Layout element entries
-- Start --

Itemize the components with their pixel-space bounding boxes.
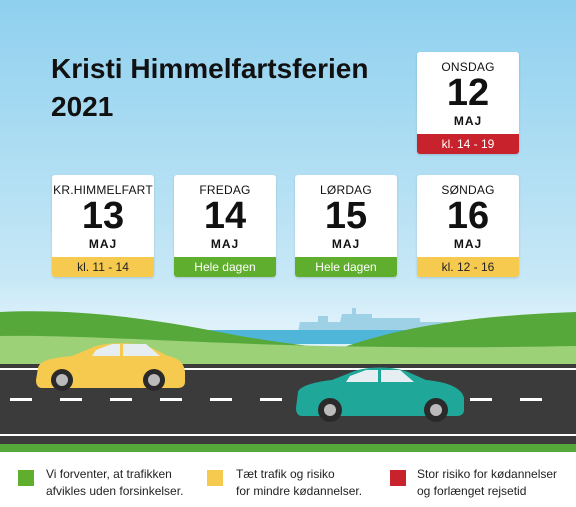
card-date: 14 (203, 195, 247, 237)
ferry-ship-icon (298, 308, 454, 332)
card-date: 12 (446, 72, 490, 114)
card-time-band: kl. 14 - 19 (417, 134, 519, 154)
landscape-illustration (0, 308, 576, 452)
card-day: FREDAG (199, 183, 251, 197)
date-card-sondag: SØNDAG 16 MAJ kl. 12 - 16 (417, 175, 519, 277)
card-time-band: kl. 11 - 14 (52, 257, 154, 277)
legend-line: afvikles uden forsinkelser. (46, 484, 184, 498)
legend-text-yellow: Tæt trafik og risiko for mindre kødannel… (236, 466, 406, 500)
card-date: 16 (446, 195, 490, 237)
card-month: MAJ (453, 114, 483, 128)
legend-line: Vi forventer, at trafikken (46, 467, 172, 481)
legend: Vi forventer, at trafikken afvikles uden… (0, 452, 576, 507)
legend-line: Stor risiko for kødannelser (417, 467, 558, 481)
card-time-band: Hele dagen (174, 257, 276, 277)
card-month: MAJ (331, 237, 361, 251)
legend-text-green: Vi forventer, at trafikken afvikles uden… (46, 466, 216, 500)
legend-line: for mindre kødannelser. (236, 484, 363, 498)
holiday-traffic-illustration: Kristi Himmelfartsferien 2021 ONSDAG 12 … (0, 0, 576, 452)
card-day: SØNDAG (441, 183, 495, 197)
legend-swatch-yellow (207, 470, 223, 486)
card-day: KR.HIMMELFART (53, 183, 153, 197)
legend-text-red: Stor risiko for kødannelser og forlænget… (417, 466, 575, 500)
card-date: 15 (324, 195, 368, 237)
date-card-onsdag: ONSDAG 12 MAJ kl. 14 - 19 (417, 52, 519, 154)
card-date: 13 (81, 195, 125, 237)
lane-markings (10, 398, 542, 401)
card-month: MAJ (210, 237, 240, 251)
date-card-kr-himmelfart: KR.HIMMELFART 13 MAJ kl. 11 - 14 (52, 175, 154, 277)
card-time-band: Hele dagen (295, 257, 397, 277)
page-title: Kristi Himmelfartsferien 2021 (51, 50, 401, 126)
car-left-icon (36, 343, 185, 391)
date-card-fredag: FREDAG 14 MAJ Hele dagen (174, 175, 276, 277)
legend-line: Tæt trafik og risiko (236, 467, 335, 481)
legend-line: og forlænget rejsetid (417, 484, 527, 498)
title-line-2: 2021 (51, 91, 114, 122)
card-day: LØRDAG (320, 183, 372, 197)
car-right-icon (296, 367, 464, 422)
card-month: MAJ (88, 237, 118, 251)
legend-swatch-green (18, 470, 34, 486)
card-day: ONSDAG (441, 60, 495, 74)
legend-swatch-red (390, 470, 406, 486)
card-month: MAJ (453, 237, 483, 251)
date-card-lordag: LØRDAG 15 MAJ Hele dagen (295, 175, 397, 277)
card-time-band: kl. 12 - 16 (417, 257, 519, 277)
title-line-1: Kristi Himmelfartsferien (51, 53, 369, 84)
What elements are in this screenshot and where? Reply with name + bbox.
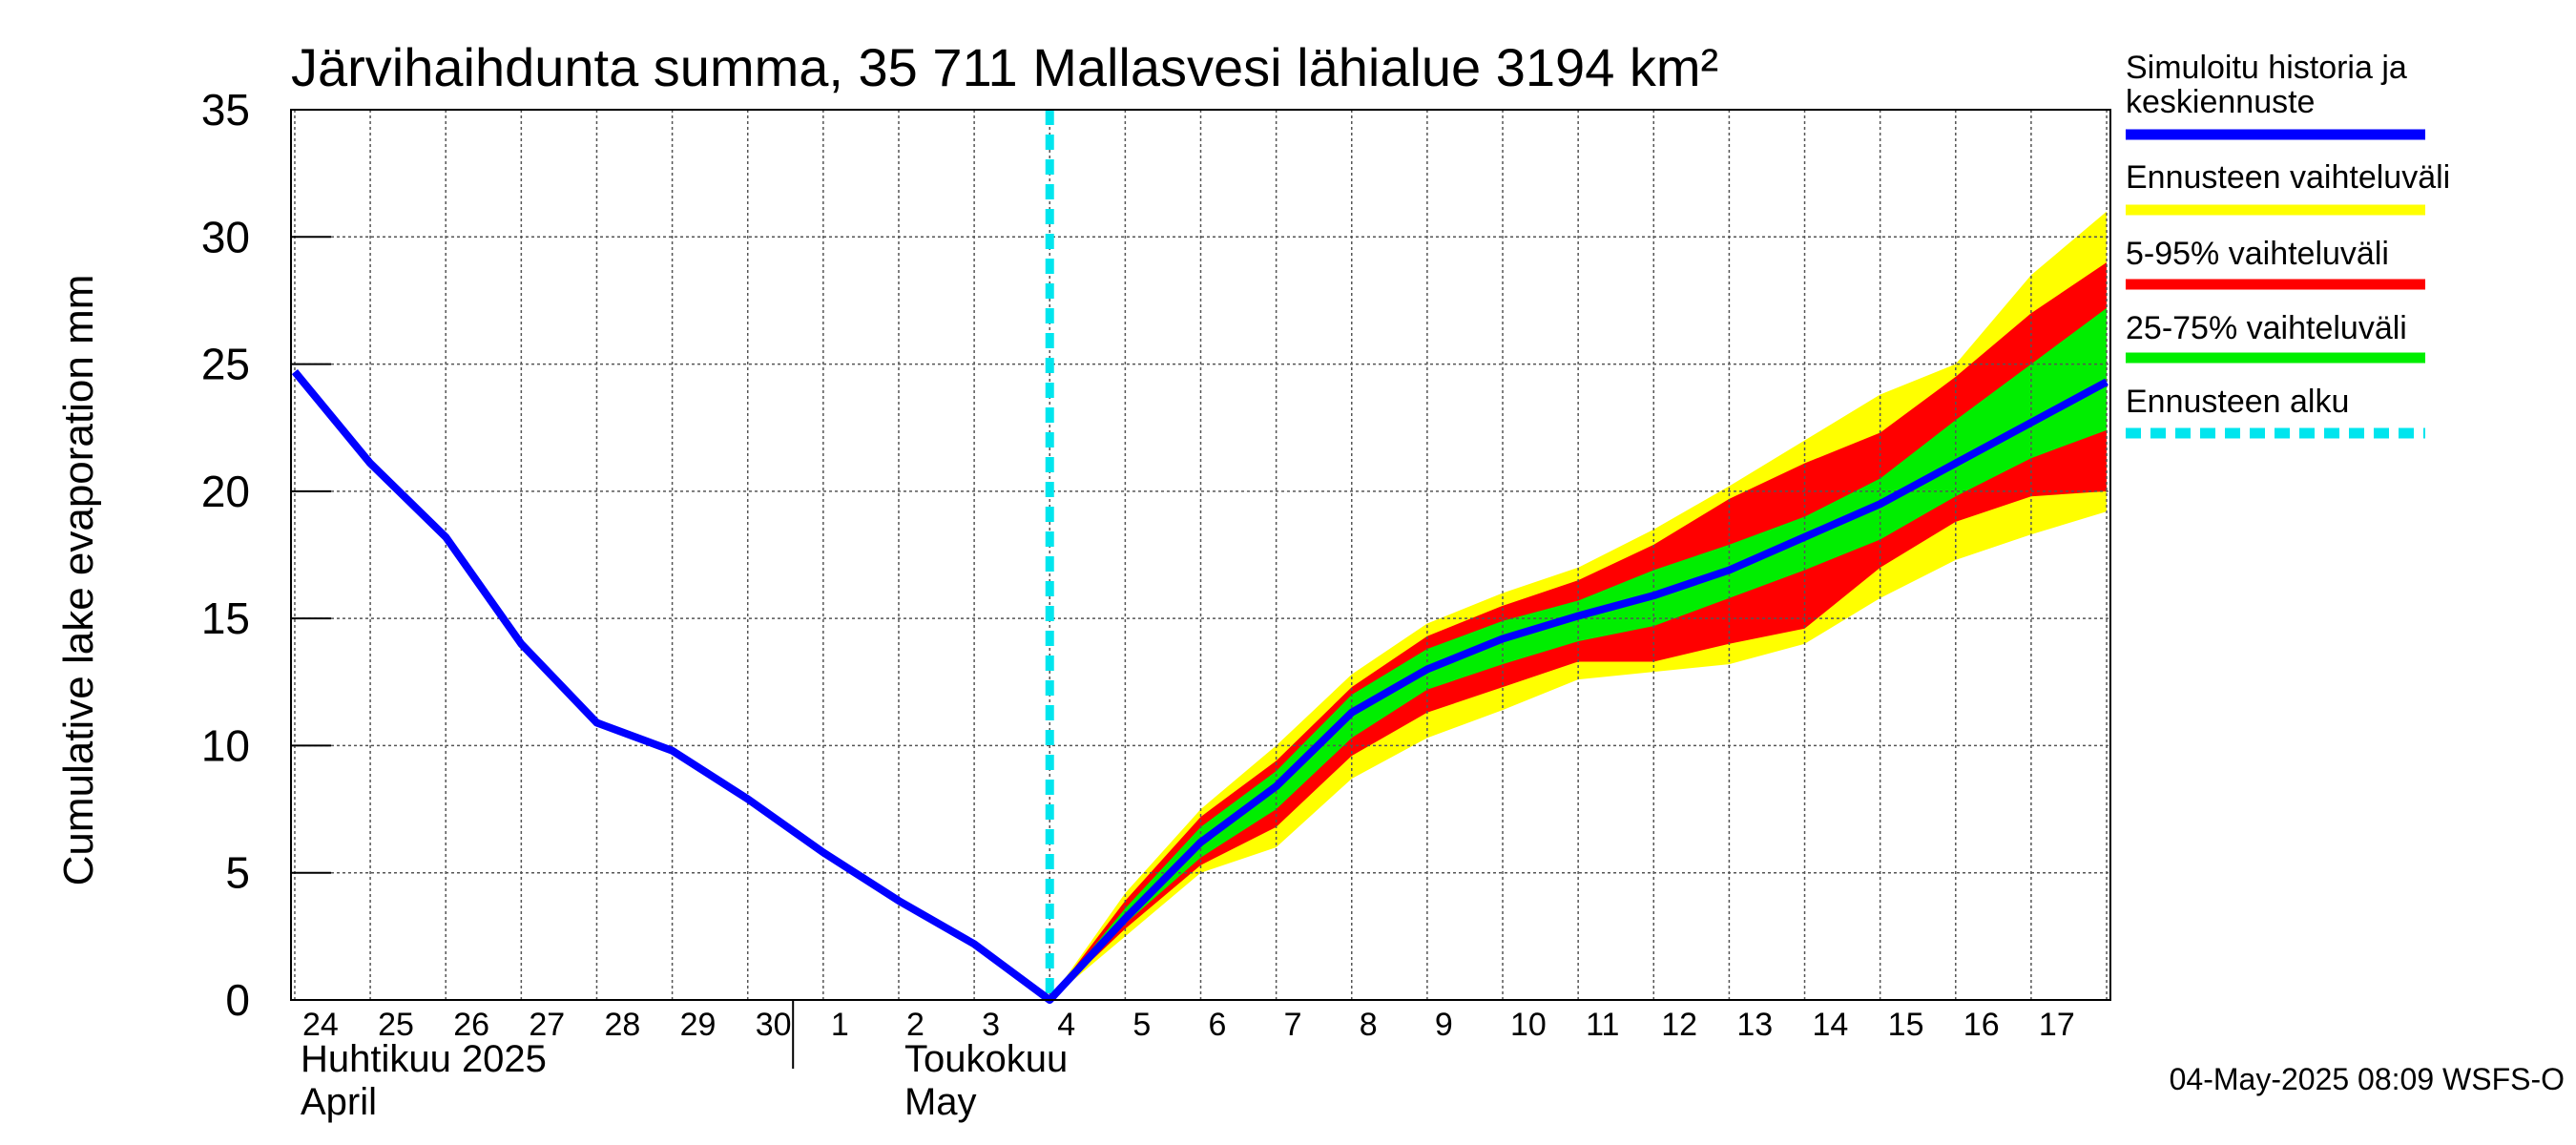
x-tick-label: 30 <box>756 1007 792 1043</box>
series-lines <box>291 110 2109 1004</box>
legend-label: 25-75% vaihteluväli <box>2126 310 2407 346</box>
chart-title: Järvihaihdunta summa, 35 711 Mallasvesi … <box>291 37 1718 97</box>
month-label-line1: Toukokuu <box>904 1038 1068 1080</box>
x-tick-label: 15 <box>1888 1007 1924 1043</box>
x-tick-label: 13 <box>1736 1007 1773 1043</box>
x-tick-label: 16 <box>1963 1007 2000 1043</box>
median-history-line <box>291 369 2109 1004</box>
y-tick-label: 10 <box>201 720 250 770</box>
legend-label: keskiennuste <box>2126 84 2315 120</box>
x-tick-label: 2 <box>906 1007 924 1043</box>
y-tick-label: 30 <box>201 212 250 261</box>
month-label-line1: Huhtikuu 2025 <box>301 1038 547 1080</box>
y-tick-label: 35 <box>201 85 250 135</box>
y-tick-label: 20 <box>201 467 250 516</box>
x-tick-label: 1 <box>831 1007 849 1043</box>
legend-label: Ennusteen alku <box>2126 384 2349 420</box>
x-tick-label: 12 <box>1661 1007 1697 1043</box>
month-label-line2: May <box>904 1081 977 1123</box>
x-tick-label: 17 <box>2039 1007 2075 1043</box>
x-tick-label: 27 <box>529 1007 565 1043</box>
y-axis-label: Cumulative lake evaporation mm <box>55 275 102 886</box>
x-tick-label: 8 <box>1360 1007 1378 1043</box>
x-tick-label: 24 <box>302 1007 339 1043</box>
y-tick-labels: 0 5 10 15 20 25 30 35 <box>201 85 250 1025</box>
x-tick-label: 9 <box>1435 1007 1453 1043</box>
y-tick-label: 5 <box>225 848 250 898</box>
x-tick-label: 5 <box>1132 1007 1151 1043</box>
axes <box>290 109 2111 1069</box>
x-tick-label: 7 <box>1284 1007 1302 1043</box>
legend-label: 5-95% vaihteluväli <box>2126 236 2389 272</box>
plot-frame <box>290 109 2111 1001</box>
x-tick-label: 14 <box>1813 1007 1849 1043</box>
x-tick-label: 28 <box>604 1007 640 1043</box>
x-tick-label: 25 <box>378 1007 414 1043</box>
x-tick-label: 10 <box>1510 1007 1547 1043</box>
month-label-line2: April <box>301 1081 377 1123</box>
legend-label: Simuloitu historia ja <box>2126 50 2407 86</box>
x-tick-label: 4 <box>1057 1007 1075 1043</box>
y-tick-label: 25 <box>201 340 250 389</box>
x-tick-labels: 24 25 26 27 28 29 30 1 2 3 4 5 6 7 8 9 10 11 12 13 14 15 16 17 <box>302 1007 2075 1043</box>
footer-timestamp: 04-May-2025 08:09 WSFS-O <box>2170 1062 2565 1096</box>
y-tick-label: 0 <box>225 975 250 1025</box>
x-tick-label: 6 <box>1209 1007 1227 1043</box>
legend-label: Ennusteen vaihteluväli <box>2126 159 2450 196</box>
x-tick-label: 3 <box>982 1007 1000 1043</box>
x-tick-label: 11 <box>1586 1007 1619 1043</box>
x-tick-label: 29 <box>680 1007 717 1043</box>
x-tick-label: 26 <box>453 1007 489 1043</box>
y-tick-label: 15 <box>201 593 250 643</box>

-- End --

● **SHORT EXERCISE**
Please copy out every line of the items above without any changes, leaving the pictures out.

● **ANSWER FOR THIS EXERCISE**
Itemize the components with their pixel-space bounding boxes.
card-date: 14 (203, 195, 247, 237)
ferry-ship-icon (298, 308, 454, 332)
card-date: 12 (446, 72, 490, 114)
card-time-band: kl. 14 - 19 (417, 134, 519, 154)
landscape-illustration (0, 308, 576, 452)
card-day: FREDAG (199, 183, 251, 197)
date-card-sondag: SØNDAG 16 MAJ kl. 12 - 16 (417, 175, 519, 277)
card-time-band: kl. 11 - 14 (52, 257, 154, 277)
legend-line: afvikles uden forsinkelser. (46, 484, 184, 498)
legend-text-yellow: Tæt trafik og risiko for mindre kødannel… (236, 466, 406, 500)
card-date: 16 (446, 195, 490, 237)
card-month: MAJ (453, 114, 483, 128)
legend-line: Vi forventer, at trafikken (46, 467, 172, 481)
legend: Vi forventer, at trafikken afvikles uden… (0, 452, 576, 507)
legend-line: Stor risiko for kødannelser (417, 467, 558, 481)
card-time-band: Hele dagen (174, 257, 276, 277)
card-month: MAJ (331, 237, 361, 251)
legend-text-green: Vi forventer, at trafikken afvikles uden… (46, 466, 216, 500)
legend-line: for mindre kødannelser. (236, 484, 363, 498)
holiday-traffic-illustration: Kristi Himmelfartsferien 2021 ONSDAG 12 … (0, 0, 576, 452)
card-day: SØNDAG (441, 183, 495, 197)
legend-swatch-yellow (207, 470, 223, 486)
card-day: KR.HIMMELFART (53, 183, 153, 197)
legend-text-red: Stor risiko for kødannelser og forlænget… (417, 466, 575, 500)
card-date: 15 (324, 195, 368, 237)
date-card-onsdag: ONSDAG 12 MAJ kl. 14 - 19 (417, 52, 519, 154)
card-date: 13 (81, 195, 125, 237)
lane-markings (10, 398, 542, 401)
card-month: MAJ (210, 237, 240, 251)
date-card-kr-himmelfart: KR.HIMMELFART 13 MAJ kl. 11 - 14 (52, 175, 154, 277)
card-time-band: Hele dagen (295, 257, 397, 277)
page-title: Kristi Himmelfartsferien 2021 (51, 50, 401, 126)
car-left-icon (36, 343, 185, 391)
date-card-fredag: FREDAG 14 MAJ Hele dagen (174, 175, 276, 277)
legend-line: Tæt trafik og risiko (236, 467, 335, 481)
legend-line: og forlænget rejsetid (417, 484, 527, 498)
title-line-2: 2021 (51, 91, 114, 122)
card-day: LØRDAG (320, 183, 372, 197)
car-right-icon (296, 367, 464, 422)
card-month: MAJ (88, 237, 118, 251)
legend-swatch-green (18, 470, 34, 486)
card-day: ONSDAG (441, 60, 495, 74)
legend-swatch-red (390, 470, 406, 486)
card-month: MAJ (453, 237, 483, 251)
date-card-lordag: LØRDAG 15 MAJ Hele dagen (295, 175, 397, 277)
card-time-band: kl. 12 - 16 (417, 257, 519, 277)
title-line-1: Kristi Himmelfartsferien (51, 53, 369, 84)
What elements are in this screenshot and where? Reply with name + bbox.
x-tick-label: 30 <box>756 1007 792 1043</box>
series-lines <box>291 110 2109 1004</box>
legend-label: 25-75% vaihteluväli <box>2126 310 2407 346</box>
chart-title: Järvihaihdunta summa, 35 711 Mallasvesi … <box>291 37 1718 97</box>
month-label-line1: Toukokuu <box>904 1038 1068 1080</box>
x-tick-label: 15 <box>1888 1007 1924 1043</box>
x-tick-label: 13 <box>1736 1007 1773 1043</box>
x-tick-label: 16 <box>1963 1007 2000 1043</box>
median-history-line <box>291 369 2109 1004</box>
y-tick-label: 10 <box>201 720 250 770</box>
legend-label: keskiennuste <box>2126 84 2315 120</box>
x-tick-label: 2 <box>906 1007 924 1043</box>
y-tick-label: 30 <box>201 212 250 261</box>
month-label-line1: Huhtikuu 2025 <box>301 1038 547 1080</box>
y-tick-label: 35 <box>201 85 250 135</box>
y-tick-label: 20 <box>201 467 250 516</box>
x-tick-label: 1 <box>831 1007 849 1043</box>
legend-label: Ennusteen alku <box>2126 384 2349 420</box>
x-tick-label: 12 <box>1661 1007 1697 1043</box>
month-label-line2: May <box>904 1081 977 1123</box>
x-tick-label: 17 <box>2039 1007 2075 1043</box>
x-tick-label: 27 <box>529 1007 565 1043</box>
y-axis-label: Cumulative lake evaporation mm <box>55 275 102 886</box>
x-tick-label: 8 <box>1360 1007 1378 1043</box>
x-tick-label: 24 <box>302 1007 339 1043</box>
y-tick-labels: 0 5 10 15 20 25 30 35 <box>201 85 250 1025</box>
x-tick-label: 9 <box>1435 1007 1453 1043</box>
y-tick-label: 5 <box>225 848 250 898</box>
x-tick-label: 5 <box>1132 1007 1151 1043</box>
axes <box>290 109 2111 1069</box>
x-tick-label: 7 <box>1284 1007 1302 1043</box>
legend-label: 5-95% vaihteluväli <box>2126 236 2389 272</box>
plot-frame <box>290 109 2111 1001</box>
x-tick-label: 14 <box>1813 1007 1849 1043</box>
x-tick-label: 28 <box>604 1007 640 1043</box>
x-tick-label: 25 <box>378 1007 414 1043</box>
x-tick-label: 10 <box>1510 1007 1547 1043</box>
month-label-line2: April <box>301 1081 377 1123</box>
legend-label: Simuloitu historia ja <box>2126 50 2407 86</box>
x-tick-label: 4 <box>1057 1007 1075 1043</box>
y-tick-label: 25 <box>201 340 250 389</box>
x-tick-labels: 24 25 26 27 28 29 30 1 2 3 4 5 6 7 8 9 10 11 12 13 14 15 16 17 <box>302 1007 2075 1043</box>
footer-timestamp: 04-May-2025 08:09 WSFS-O <box>2170 1062 2565 1096</box>
y-tick-label: 0 <box>225 975 250 1025</box>
x-tick-label: 6 <box>1209 1007 1227 1043</box>
legend-label: Ennusteen vaihteluväli <box>2126 159 2450 196</box>
x-tick-label: 3 <box>982 1007 1000 1043</box>
x-tick-label: 11 <box>1586 1007 1619 1043</box>
x-tick-label: 29 <box>680 1007 717 1043</box>
x-tick-label: 26 <box>453 1007 489 1043</box>
y-tick-label: 15 <box>201 593 250 643</box>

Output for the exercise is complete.